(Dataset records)
** Begin **
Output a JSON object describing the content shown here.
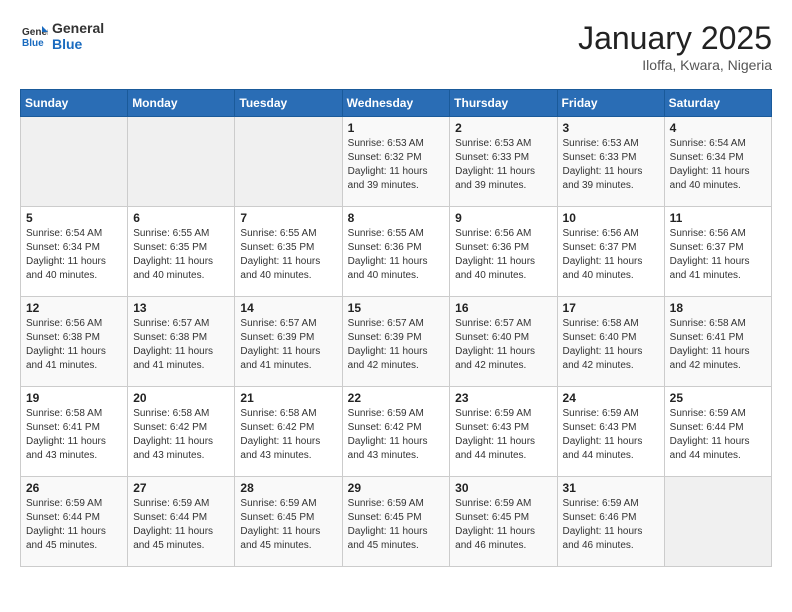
{
  "logo": {
    "line1": "General",
    "line2": "Blue"
  },
  "title": "January 2025",
  "location": "Iloffa, Kwara, Nigeria",
  "days_of_week": [
    "Sunday",
    "Monday",
    "Tuesday",
    "Wednesday",
    "Thursday",
    "Friday",
    "Saturday"
  ],
  "weeks": [
    [
      {
        "day": "",
        "info": ""
      },
      {
        "day": "",
        "info": ""
      },
      {
        "day": "",
        "info": ""
      },
      {
        "day": "1",
        "info": "Sunrise: 6:53 AM\nSunset: 6:32 PM\nDaylight: 11 hours and 39 minutes."
      },
      {
        "day": "2",
        "info": "Sunrise: 6:53 AM\nSunset: 6:33 PM\nDaylight: 11 hours and 39 minutes."
      },
      {
        "day": "3",
        "info": "Sunrise: 6:53 AM\nSunset: 6:33 PM\nDaylight: 11 hours and 39 minutes."
      },
      {
        "day": "4",
        "info": "Sunrise: 6:54 AM\nSunset: 6:34 PM\nDaylight: 11 hours and 40 minutes."
      }
    ],
    [
      {
        "day": "5",
        "info": "Sunrise: 6:54 AM\nSunset: 6:34 PM\nDaylight: 11 hours and 40 minutes."
      },
      {
        "day": "6",
        "info": "Sunrise: 6:55 AM\nSunset: 6:35 PM\nDaylight: 11 hours and 40 minutes."
      },
      {
        "day": "7",
        "info": "Sunrise: 6:55 AM\nSunset: 6:35 PM\nDaylight: 11 hours and 40 minutes."
      },
      {
        "day": "8",
        "info": "Sunrise: 6:55 AM\nSunset: 6:36 PM\nDaylight: 11 hours and 40 minutes."
      },
      {
        "day": "9",
        "info": "Sunrise: 6:56 AM\nSunset: 6:36 PM\nDaylight: 11 hours and 40 minutes."
      },
      {
        "day": "10",
        "info": "Sunrise: 6:56 AM\nSunset: 6:37 PM\nDaylight: 11 hours and 40 minutes."
      },
      {
        "day": "11",
        "info": "Sunrise: 6:56 AM\nSunset: 6:37 PM\nDaylight: 11 hours and 41 minutes."
      }
    ],
    [
      {
        "day": "12",
        "info": "Sunrise: 6:56 AM\nSunset: 6:38 PM\nDaylight: 11 hours and 41 minutes."
      },
      {
        "day": "13",
        "info": "Sunrise: 6:57 AM\nSunset: 6:38 PM\nDaylight: 11 hours and 41 minutes."
      },
      {
        "day": "14",
        "info": "Sunrise: 6:57 AM\nSunset: 6:39 PM\nDaylight: 11 hours and 41 minutes."
      },
      {
        "day": "15",
        "info": "Sunrise: 6:57 AM\nSunset: 6:39 PM\nDaylight: 11 hours and 42 minutes."
      },
      {
        "day": "16",
        "info": "Sunrise: 6:57 AM\nSunset: 6:40 PM\nDaylight: 11 hours and 42 minutes."
      },
      {
        "day": "17",
        "info": "Sunrise: 6:58 AM\nSunset: 6:40 PM\nDaylight: 11 hours and 42 minutes."
      },
      {
        "day": "18",
        "info": "Sunrise: 6:58 AM\nSunset: 6:41 PM\nDaylight: 11 hours and 42 minutes."
      }
    ],
    [
      {
        "day": "19",
        "info": "Sunrise: 6:58 AM\nSunset: 6:41 PM\nDaylight: 11 hours and 43 minutes."
      },
      {
        "day": "20",
        "info": "Sunrise: 6:58 AM\nSunset: 6:42 PM\nDaylight: 11 hours and 43 minutes."
      },
      {
        "day": "21",
        "info": "Sunrise: 6:58 AM\nSunset: 6:42 PM\nDaylight: 11 hours and 43 minutes."
      },
      {
        "day": "22",
        "info": "Sunrise: 6:59 AM\nSunset: 6:42 PM\nDaylight: 11 hours and 43 minutes."
      },
      {
        "day": "23",
        "info": "Sunrise: 6:59 AM\nSunset: 6:43 PM\nDaylight: 11 hours and 44 minutes."
      },
      {
        "day": "24",
        "info": "Sunrise: 6:59 AM\nSunset: 6:43 PM\nDaylight: 11 hours and 44 minutes."
      },
      {
        "day": "25",
        "info": "Sunrise: 6:59 AM\nSunset: 6:44 PM\nDaylight: 11 hours and 44 minutes."
      }
    ],
    [
      {
        "day": "26",
        "info": "Sunrise: 6:59 AM\nSunset: 6:44 PM\nDaylight: 11 hours and 45 minutes."
      },
      {
        "day": "27",
        "info": "Sunrise: 6:59 AM\nSunset: 6:44 PM\nDaylight: 11 hours and 45 minutes."
      },
      {
        "day": "28",
        "info": "Sunrise: 6:59 AM\nSunset: 6:45 PM\nDaylight: 11 hours and 45 minutes."
      },
      {
        "day": "29",
        "info": "Sunrise: 6:59 AM\nSunset: 6:45 PM\nDaylight: 11 hours and 45 minutes."
      },
      {
        "day": "30",
        "info": "Sunrise: 6:59 AM\nSunset: 6:45 PM\nDaylight: 11 hours and 46 minutes."
      },
      {
        "day": "31",
        "info": "Sunrise: 6:59 AM\nSunset: 6:46 PM\nDaylight: 11 hours and 46 minutes."
      },
      {
        "day": "",
        "info": ""
      }
    ]
  ]
}
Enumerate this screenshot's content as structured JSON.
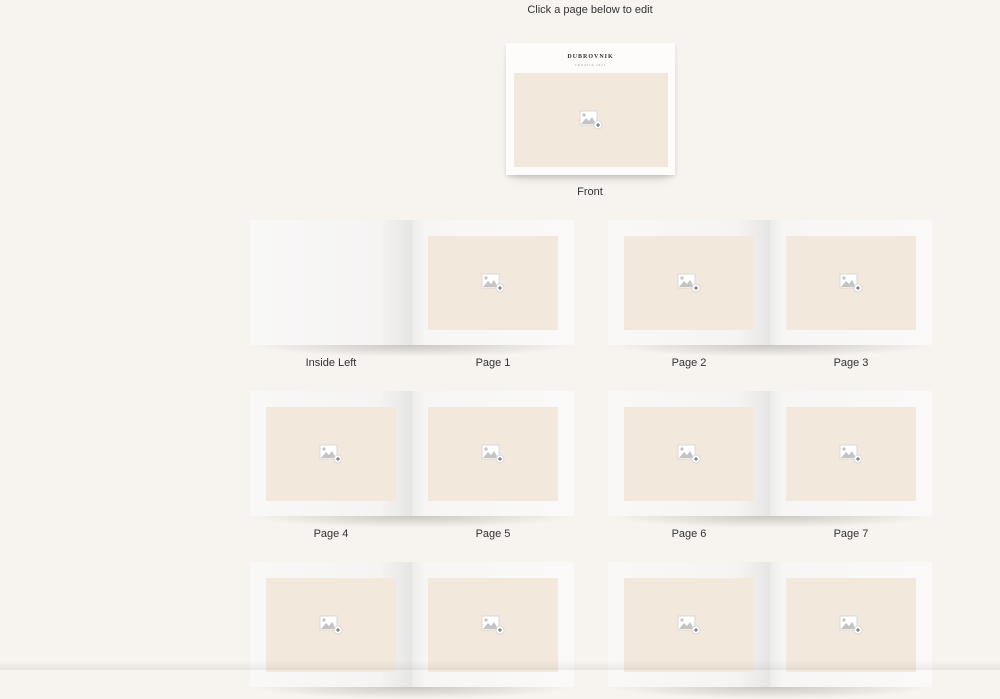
** End **
- [Task requirements]
Report each line in the preceding entries that holds the string "content".

- [The reply]
Output a JSON object describing the content shown here.
Enumerate this screenshot's content as structured JSON.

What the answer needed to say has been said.